*Direction:* Scan the data below for the string "requirements". Copy every line where it appears.

[START Input records]

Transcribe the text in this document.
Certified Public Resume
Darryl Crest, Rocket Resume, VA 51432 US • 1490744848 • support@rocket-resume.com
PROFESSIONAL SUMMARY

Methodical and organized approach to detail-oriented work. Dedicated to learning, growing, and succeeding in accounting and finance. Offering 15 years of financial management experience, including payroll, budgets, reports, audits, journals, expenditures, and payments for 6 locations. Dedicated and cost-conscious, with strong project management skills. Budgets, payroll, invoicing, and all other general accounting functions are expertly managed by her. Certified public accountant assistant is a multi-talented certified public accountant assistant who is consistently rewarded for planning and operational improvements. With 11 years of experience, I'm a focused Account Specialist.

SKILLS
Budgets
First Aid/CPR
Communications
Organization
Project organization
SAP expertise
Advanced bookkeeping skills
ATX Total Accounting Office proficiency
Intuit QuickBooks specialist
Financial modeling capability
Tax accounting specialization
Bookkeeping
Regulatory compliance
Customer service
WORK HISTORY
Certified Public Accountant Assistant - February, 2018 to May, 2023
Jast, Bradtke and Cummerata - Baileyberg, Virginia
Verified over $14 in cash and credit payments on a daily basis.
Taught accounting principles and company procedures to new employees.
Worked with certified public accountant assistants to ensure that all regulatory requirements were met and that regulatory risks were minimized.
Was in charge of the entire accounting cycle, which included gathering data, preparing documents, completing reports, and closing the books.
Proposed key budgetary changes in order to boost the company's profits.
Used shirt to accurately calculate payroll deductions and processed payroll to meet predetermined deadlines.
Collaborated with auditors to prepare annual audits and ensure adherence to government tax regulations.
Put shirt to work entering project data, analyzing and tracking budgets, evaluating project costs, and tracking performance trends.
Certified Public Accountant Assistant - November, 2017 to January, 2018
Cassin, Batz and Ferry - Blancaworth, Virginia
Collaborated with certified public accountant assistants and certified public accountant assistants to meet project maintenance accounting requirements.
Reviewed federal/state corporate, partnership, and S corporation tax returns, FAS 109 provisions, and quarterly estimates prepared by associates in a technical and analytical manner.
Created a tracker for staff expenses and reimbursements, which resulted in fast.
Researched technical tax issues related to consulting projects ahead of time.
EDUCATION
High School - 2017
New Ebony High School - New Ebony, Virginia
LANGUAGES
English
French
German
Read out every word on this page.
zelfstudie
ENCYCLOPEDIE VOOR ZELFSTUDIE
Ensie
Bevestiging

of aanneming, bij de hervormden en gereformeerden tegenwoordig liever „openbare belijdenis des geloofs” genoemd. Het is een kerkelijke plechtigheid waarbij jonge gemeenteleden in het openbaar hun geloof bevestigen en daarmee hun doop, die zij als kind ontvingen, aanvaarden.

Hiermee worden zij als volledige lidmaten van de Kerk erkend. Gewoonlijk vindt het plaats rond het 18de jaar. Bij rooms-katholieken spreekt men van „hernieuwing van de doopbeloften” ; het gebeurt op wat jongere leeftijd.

[END Input records]

*Answer to the exercise:*
Worked with certified public accountant assistants to ensure that all regulatory requirements were met and that regulatory risks were minimized.
Collaborated with certified public accountant assistants and certified public accountant assistants to meet project maintenance accounting requirements.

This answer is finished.